AIM: Copy, from the entries below, each line in which the string "search" appears.

RECORDS TO USE:
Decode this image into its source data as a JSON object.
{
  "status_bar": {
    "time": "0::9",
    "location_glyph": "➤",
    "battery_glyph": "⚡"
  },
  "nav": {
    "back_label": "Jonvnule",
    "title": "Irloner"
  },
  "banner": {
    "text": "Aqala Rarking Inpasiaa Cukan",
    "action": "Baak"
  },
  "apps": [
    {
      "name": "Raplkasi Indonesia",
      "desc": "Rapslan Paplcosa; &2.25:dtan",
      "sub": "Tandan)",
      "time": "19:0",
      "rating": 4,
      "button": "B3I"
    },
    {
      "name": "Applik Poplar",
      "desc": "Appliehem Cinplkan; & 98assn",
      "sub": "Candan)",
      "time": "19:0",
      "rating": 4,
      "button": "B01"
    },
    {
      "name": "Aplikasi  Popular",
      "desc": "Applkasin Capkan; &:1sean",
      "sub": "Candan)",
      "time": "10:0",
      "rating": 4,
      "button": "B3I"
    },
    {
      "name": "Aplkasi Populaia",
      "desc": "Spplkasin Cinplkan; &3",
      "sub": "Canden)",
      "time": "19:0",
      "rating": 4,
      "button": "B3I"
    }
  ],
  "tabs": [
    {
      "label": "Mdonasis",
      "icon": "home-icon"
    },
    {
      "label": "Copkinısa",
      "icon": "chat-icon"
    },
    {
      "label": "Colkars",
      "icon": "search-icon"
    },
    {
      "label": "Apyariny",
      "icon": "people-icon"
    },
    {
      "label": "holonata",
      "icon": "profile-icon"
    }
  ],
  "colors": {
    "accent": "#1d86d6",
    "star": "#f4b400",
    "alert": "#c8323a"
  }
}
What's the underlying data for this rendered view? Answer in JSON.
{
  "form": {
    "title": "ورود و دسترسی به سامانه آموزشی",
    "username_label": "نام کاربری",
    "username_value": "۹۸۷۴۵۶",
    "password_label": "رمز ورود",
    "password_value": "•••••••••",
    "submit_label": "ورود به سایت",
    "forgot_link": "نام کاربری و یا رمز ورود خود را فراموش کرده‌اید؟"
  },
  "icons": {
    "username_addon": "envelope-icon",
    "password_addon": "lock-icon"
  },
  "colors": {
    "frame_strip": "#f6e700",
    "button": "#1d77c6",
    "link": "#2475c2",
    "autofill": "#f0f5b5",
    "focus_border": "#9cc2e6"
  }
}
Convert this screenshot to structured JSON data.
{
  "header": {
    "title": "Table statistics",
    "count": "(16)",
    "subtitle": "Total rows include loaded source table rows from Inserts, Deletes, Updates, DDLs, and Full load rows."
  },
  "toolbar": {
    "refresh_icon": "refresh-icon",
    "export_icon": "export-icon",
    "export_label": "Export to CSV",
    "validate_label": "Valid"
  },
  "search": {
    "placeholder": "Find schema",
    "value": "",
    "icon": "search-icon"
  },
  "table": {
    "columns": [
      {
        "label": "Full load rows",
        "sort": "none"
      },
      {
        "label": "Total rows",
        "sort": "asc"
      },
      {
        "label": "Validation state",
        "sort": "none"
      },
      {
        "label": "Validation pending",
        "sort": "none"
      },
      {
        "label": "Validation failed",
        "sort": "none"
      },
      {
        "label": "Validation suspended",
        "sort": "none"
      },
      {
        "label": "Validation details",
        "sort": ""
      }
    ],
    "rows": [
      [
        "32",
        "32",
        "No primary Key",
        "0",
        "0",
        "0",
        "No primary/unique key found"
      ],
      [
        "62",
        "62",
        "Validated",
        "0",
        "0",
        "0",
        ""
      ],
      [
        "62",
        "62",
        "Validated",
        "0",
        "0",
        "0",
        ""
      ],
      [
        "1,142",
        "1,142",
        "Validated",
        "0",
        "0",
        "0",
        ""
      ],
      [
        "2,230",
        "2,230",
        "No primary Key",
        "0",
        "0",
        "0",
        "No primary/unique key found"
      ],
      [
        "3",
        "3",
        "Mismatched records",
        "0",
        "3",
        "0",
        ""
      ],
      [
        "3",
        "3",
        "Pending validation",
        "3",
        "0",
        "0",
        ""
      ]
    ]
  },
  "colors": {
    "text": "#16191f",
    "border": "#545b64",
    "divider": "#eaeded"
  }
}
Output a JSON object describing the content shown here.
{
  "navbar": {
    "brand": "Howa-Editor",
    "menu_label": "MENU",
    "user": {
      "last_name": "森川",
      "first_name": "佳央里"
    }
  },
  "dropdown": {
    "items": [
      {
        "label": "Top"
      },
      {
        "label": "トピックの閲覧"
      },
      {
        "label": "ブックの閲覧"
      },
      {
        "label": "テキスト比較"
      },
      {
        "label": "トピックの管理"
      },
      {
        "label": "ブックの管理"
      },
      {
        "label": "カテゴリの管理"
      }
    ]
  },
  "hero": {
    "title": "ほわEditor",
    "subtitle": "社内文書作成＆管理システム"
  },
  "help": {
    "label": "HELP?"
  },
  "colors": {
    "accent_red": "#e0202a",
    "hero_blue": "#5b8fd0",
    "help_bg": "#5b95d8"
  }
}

THE ANSWER:
      "icon": "search-icon"
  "search": {
    "icon": "search-icon"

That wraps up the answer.